## BEGIN Provided information

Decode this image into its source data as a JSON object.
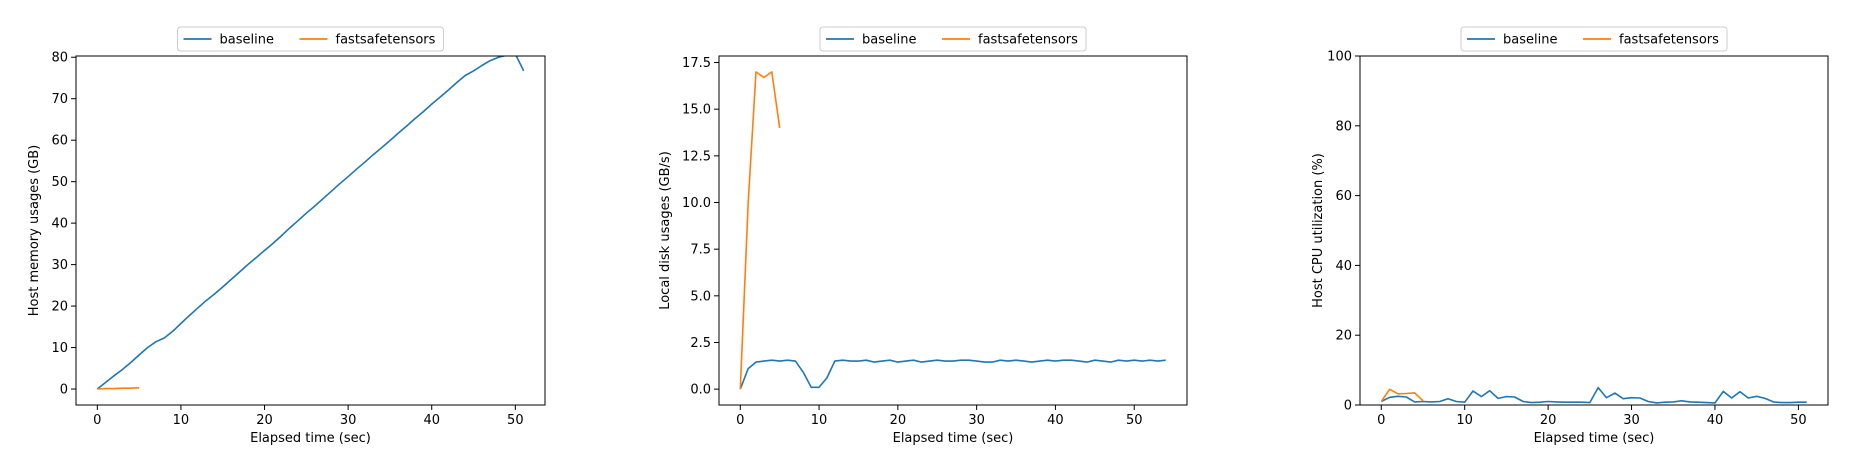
{
  "colors": {
    "baseline": "#1f77b4",
    "fastsafetensors": "#ff7f0e"
  },
  "chart_data": [
    {
      "type": "line",
      "xlabel": "Elapsed time (sec)",
      "ylabel": "Host memory usages (GB)",
      "xlim": [
        -2.55,
        53.55
      ],
      "ylim": [
        -3.85,
        80.3
      ],
      "xticks": [
        0,
        10,
        20,
        30,
        40,
        50
      ],
      "yticks": [
        0,
        10,
        20,
        30,
        40,
        50,
        60,
        70,
        80
      ],
      "ytick_labels": [
        "0",
        "10",
        "20",
        "30",
        "40",
        "50",
        "60",
        "70",
        "80"
      ],
      "legend": {
        "position": "top-center",
        "entries": [
          "baseline",
          "fastsafetensors"
        ]
      },
      "series": [
        {
          "name": "baseline",
          "x": [
            0,
            1,
            2,
            3,
            4,
            5,
            6,
            7,
            8,
            9,
            10,
            11,
            12,
            13,
            14,
            15,
            16,
            17,
            18,
            19,
            20,
            21,
            22,
            23,
            24,
            25,
            26,
            27,
            28,
            29,
            30,
            31,
            32,
            33,
            34,
            35,
            36,
            37,
            38,
            39,
            40,
            41,
            42,
            43,
            44,
            45,
            46,
            47,
            48,
            49,
            50,
            51
          ],
          "y": [
            0,
            1.6,
            3.2,
            4.7,
            6.4,
            8.2,
            10.0,
            11.4,
            12.3,
            13.9,
            15.8,
            17.7,
            19.5,
            21.3,
            22.9,
            24.6,
            26.4,
            28.2,
            30.0,
            31.7,
            33.4,
            35.1,
            36.9,
            38.8,
            40.6,
            42.4,
            44.1,
            45.9,
            47.7,
            49.5,
            51.2,
            53.0,
            54.7,
            56.5,
            58.2,
            59.9,
            61.7,
            63.4,
            65.2,
            66.9,
            68.7,
            70.4,
            72.1,
            73.9,
            75.6,
            76.7,
            78.0,
            79.2,
            80.0,
            80.5,
            80.8,
            76.7
          ],
          "note_hidden": ""
        },
        {
          "name": "fastsafetensors",
          "x": [
            0,
            1,
            2,
            3,
            4,
            5
          ],
          "y": [
            0,
            0.1,
            0.1,
            0.2,
            0.2,
            0.3
          ]
        }
      ]
    },
    {
      "type": "line",
      "xlabel": "Elapsed time (sec)",
      "ylabel": "Local disk usages (GB/s)",
      "xlim": [
        -2.7,
        56.7
      ],
      "ylim": [
        -0.85,
        17.85
      ],
      "xticks": [
        0,
        10,
        20,
        30,
        40,
        50
      ],
      "yticks": [
        0,
        2.5,
        5,
        7.5,
        10,
        12.5,
        15,
        17.5
      ],
      "ytick_labels": [
        "0.0",
        "2.5",
        "5.0",
        "7.5",
        "10.0",
        "12.5",
        "15.0",
        "17.5"
      ],
      "legend": {
        "position": "top-center",
        "entries": [
          "baseline",
          "fastsafetensors"
        ]
      },
      "series": [
        {
          "name": "baseline",
          "x": [
            0,
            1,
            2,
            3,
            4,
            5,
            6,
            7,
            8,
            9,
            10,
            11,
            12,
            13,
            14,
            15,
            16,
            17,
            18,
            19,
            20,
            21,
            22,
            23,
            24,
            25,
            26,
            27,
            28,
            29,
            30,
            31,
            32,
            33,
            34,
            35,
            36,
            37,
            38,
            39,
            40,
            41,
            42,
            43,
            44,
            45,
            46,
            47,
            48,
            49,
            50,
            51,
            52,
            53,
            54
          ],
          "y": [
            0.0,
            1.1,
            1.45,
            1.5,
            1.55,
            1.5,
            1.55,
            1.5,
            0.9,
            0.1,
            0.1,
            0.6,
            1.5,
            1.55,
            1.5,
            1.5,
            1.55,
            1.45,
            1.5,
            1.55,
            1.45,
            1.5,
            1.55,
            1.45,
            1.5,
            1.55,
            1.5,
            1.5,
            1.55,
            1.55,
            1.5,
            1.45,
            1.45,
            1.55,
            1.5,
            1.55,
            1.5,
            1.45,
            1.5,
            1.55,
            1.5,
            1.55,
            1.55,
            1.5,
            1.45,
            1.55,
            1.5,
            1.45,
            1.55,
            1.5,
            1.55,
            1.5,
            1.55,
            1.5,
            1.55
          ]
        },
        {
          "name": "fastsafetensors",
          "x": [
            0,
            1,
            2,
            3,
            4,
            5
          ],
          "y": [
            0,
            10,
            17,
            16.7,
            17,
            14
          ]
        }
      ]
    },
    {
      "type": "line",
      "xlabel": "Elapsed time (sec)",
      "ylabel": "Host CPU utilization (%)",
      "xlim": [
        -2.55,
        53.55
      ],
      "ylim": [
        0,
        100
      ],
      "xticks": [
        0,
        10,
        20,
        30,
        40,
        50
      ],
      "yticks": [
        0,
        20,
        40,
        60,
        80,
        100
      ],
      "ytick_labels": [
        "0",
        "20",
        "40",
        "60",
        "80",
        "100"
      ],
      "legend": {
        "position": "top-center",
        "entries": [
          "baseline",
          "fastsafetensors"
        ]
      },
      "series": [
        {
          "name": "baseline",
          "x": [
            0,
            1,
            2,
            3,
            4,
            5,
            6,
            7,
            8,
            9,
            10,
            11,
            12,
            13,
            14,
            15,
            16,
            17,
            18,
            19,
            20,
            21,
            22,
            23,
            24,
            25,
            26,
            27,
            28,
            29,
            30,
            31,
            32,
            33,
            34,
            35,
            36,
            37,
            38,
            39,
            40,
            41,
            42,
            43,
            44,
            45,
            46,
            47,
            48,
            49,
            50,
            51
          ],
          "y": [
            1.0,
            2.2,
            2.5,
            2.3,
            0.9,
            1.0,
            0.9,
            1.0,
            1.8,
            1.0,
            0.8,
            4.0,
            2.4,
            4.1,
            1.9,
            2.4,
            2.3,
            1.0,
            0.7,
            0.8,
            1.0,
            0.9,
            0.8,
            0.8,
            0.8,
            0.7,
            5.0,
            2.1,
            3.4,
            1.8,
            2.1,
            2.0,
            1.0,
            0.6,
            0.8,
            0.9,
            1.2,
            0.9,
            0.8,
            0.7,
            0.6,
            3.9,
            2.0,
            3.8,
            2.0,
            2.5,
            1.9,
            0.9,
            0.7,
            0.7,
            0.8,
            0.8
          ]
        },
        {
          "name": "fastsafetensors",
          "x": [
            0,
            1,
            2,
            3,
            4,
            5
          ],
          "y": [
            1.0,
            4.5,
            3.2,
            3.3,
            3.5,
            1.2
          ]
        }
      ]
    }
  ]
}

## END Provided information

Exercise instructions –
Without including any pictures, print all of the material exactly as given.

Exercise output –
Decode this image into its source data as a JSON object.
{
  "colors": {
    "baseline": "#1f77b4",
    "fastsafetensors": "#ff7f0e"
  },
  "chart_data": [
    {
      "type": "line",
      "xlabel": "Elapsed time (sec)",
      "ylabel": "Host memory usages (GB)",
      "xlim": [
        -2.55,
        53.55
      ],
      "ylim": [
        -3.85,
        80.3
      ],
      "xticks": [
        0,
        10,
        20,
        30,
        40,
        50
      ],
      "yticks": [
        0,
        10,
        20,
        30,
        40,
        50,
        60,
        70,
        80
      ],
      "ytick_labels": [
        "0",
        "10",
        "20",
        "30",
        "40",
        "50",
        "60",
        "70",
        "80"
      ],
      "legend": {
        "position": "top-center",
        "entries": [
          "baseline",
          "fastsafetensors"
        ]
      },
      "series": [
        {
          "name": "baseline",
          "x": [
            0,
            1,
            2,
            3,
            4,
            5,
            6,
            7,
            8,
            9,
            10,
            11,
            12,
            13,
            14,
            15,
            16,
            17,
            18,
            19,
            20,
            21,
            22,
            23,
            24,
            25,
            26,
            27,
            28,
            29,
            30,
            31,
            32,
            33,
            34,
            35,
            36,
            37,
            38,
            39,
            40,
            41,
            42,
            43,
            44,
            45,
            46,
            47,
            48,
            49,
            50,
            51
          ],
          "y": [
            0,
            1.6,
            3.2,
            4.7,
            6.4,
            8.2,
            10.0,
            11.4,
            12.3,
            13.9,
            15.8,
            17.7,
            19.5,
            21.3,
            22.9,
            24.6,
            26.4,
            28.2,
            30.0,
            31.7,
            33.4,
            35.1,
            36.9,
            38.8,
            40.6,
            42.4,
            44.1,
            45.9,
            47.7,
            49.5,
            51.2,
            53.0,
            54.7,
            56.5,
            58.2,
            59.9,
            61.7,
            63.4,
            65.2,
            66.9,
            68.7,
            70.4,
            72.1,
            73.9,
            75.6,
            76.7,
            78.0,
            79.2,
            80.0,
            80.5,
            80.8,
            76.7
          ],
          "note_hidden": ""
        },
        {
          "name": "fastsafetensors",
          "x": [
            0,
            1,
            2,
            3,
            4,
            5
          ],
          "y": [
            0,
            0.1,
            0.1,
            0.2,
            0.2,
            0.3
          ]
        }
      ]
    },
    {
      "type": "line",
      "xlabel": "Elapsed time (sec)",
      "ylabel": "Local disk usages (GB/s)",
      "xlim": [
        -2.7,
        56.7
      ],
      "ylim": [
        -0.85,
        17.85
      ],
      "xticks": [
        0,
        10,
        20,
        30,
        40,
        50
      ],
      "yticks": [
        0,
        2.5,
        5,
        7.5,
        10,
        12.5,
        15,
        17.5
      ],
      "ytick_labels": [
        "0.0",
        "2.5",
        "5.0",
        "7.5",
        "10.0",
        "12.5",
        "15.0",
        "17.5"
      ],
      "legend": {
        "position": "top-center",
        "entries": [
          "baseline",
          "fastsafetensors"
        ]
      },
      "series": [
        {
          "name": "baseline",
          "x": [
            0,
            1,
            2,
            3,
            4,
            5,
            6,
            7,
            8,
            9,
            10,
            11,
            12,
            13,
            14,
            15,
            16,
            17,
            18,
            19,
            20,
            21,
            22,
            23,
            24,
            25,
            26,
            27,
            28,
            29,
            30,
            31,
            32,
            33,
            34,
            35,
            36,
            37,
            38,
            39,
            40,
            41,
            42,
            43,
            44,
            45,
            46,
            47,
            48,
            49,
            50,
            51,
            52,
            53,
            54
          ],
          "y": [
            0.0,
            1.1,
            1.45,
            1.5,
            1.55,
            1.5,
            1.55,
            1.5,
            0.9,
            0.1,
            0.1,
            0.6,
            1.5,
            1.55,
            1.5,
            1.5,
            1.55,
            1.45,
            1.5,
            1.55,
            1.45,
            1.5,
            1.55,
            1.45,
            1.5,
            1.55,
            1.5,
            1.5,
            1.55,
            1.55,
            1.5,
            1.45,
            1.45,
            1.55,
            1.5,
            1.55,
            1.5,
            1.45,
            1.5,
            1.55,
            1.5,
            1.55,
            1.55,
            1.5,
            1.45,
            1.55,
            1.5,
            1.45,
            1.55,
            1.5,
            1.55,
            1.5,
            1.55,
            1.5,
            1.55
          ]
        },
        {
          "name": "fastsafetensors",
          "x": [
            0,
            1,
            2,
            3,
            4,
            5
          ],
          "y": [
            0,
            10,
            17,
            16.7,
            17,
            14
          ]
        }
      ]
    },
    {
      "type": "line",
      "xlabel": "Elapsed time (sec)",
      "ylabel": "Host CPU utilization (%)",
      "xlim": [
        -2.55,
        53.55
      ],
      "ylim": [
        0,
        100
      ],
      "xticks": [
        0,
        10,
        20,
        30,
        40,
        50
      ],
      "yticks": [
        0,
        20,
        40,
        60,
        80,
        100
      ],
      "ytick_labels": [
        "0",
        "20",
        "40",
        "60",
        "80",
        "100"
      ],
      "legend": {
        "position": "top-center",
        "entries": [
          "baseline",
          "fastsafetensors"
        ]
      },
      "series": [
        {
          "name": "baseline",
          "x": [
            0,
            1,
            2,
            3,
            4,
            5,
            6,
            7,
            8,
            9,
            10,
            11,
            12,
            13,
            14,
            15,
            16,
            17,
            18,
            19,
            20,
            21,
            22,
            23,
            24,
            25,
            26,
            27,
            28,
            29,
            30,
            31,
            32,
            33,
            34,
            35,
            36,
            37,
            38,
            39,
            40,
            41,
            42,
            43,
            44,
            45,
            46,
            47,
            48,
            49,
            50,
            51
          ],
          "y": [
            1.0,
            2.2,
            2.5,
            2.3,
            0.9,
            1.0,
            0.9,
            1.0,
            1.8,
            1.0,
            0.8,
            4.0,
            2.4,
            4.1,
            1.9,
            2.4,
            2.3,
            1.0,
            0.7,
            0.8,
            1.0,
            0.9,
            0.8,
            0.8,
            0.8,
            0.7,
            5.0,
            2.1,
            3.4,
            1.8,
            2.1,
            2.0,
            1.0,
            0.6,
            0.8,
            0.9,
            1.2,
            0.9,
            0.8,
            0.7,
            0.6,
            3.9,
            2.0,
            3.8,
            2.0,
            2.5,
            1.9,
            0.9,
            0.7,
            0.7,
            0.8,
            0.8
          ]
        },
        {
          "name": "fastsafetensors",
          "x": [
            0,
            1,
            2,
            3,
            4,
            5
          ],
          "y": [
            1.0,
            4.5,
            3.2,
            3.3,
            3.5,
            1.2
          ]
        }
      ]
    }
  ]
}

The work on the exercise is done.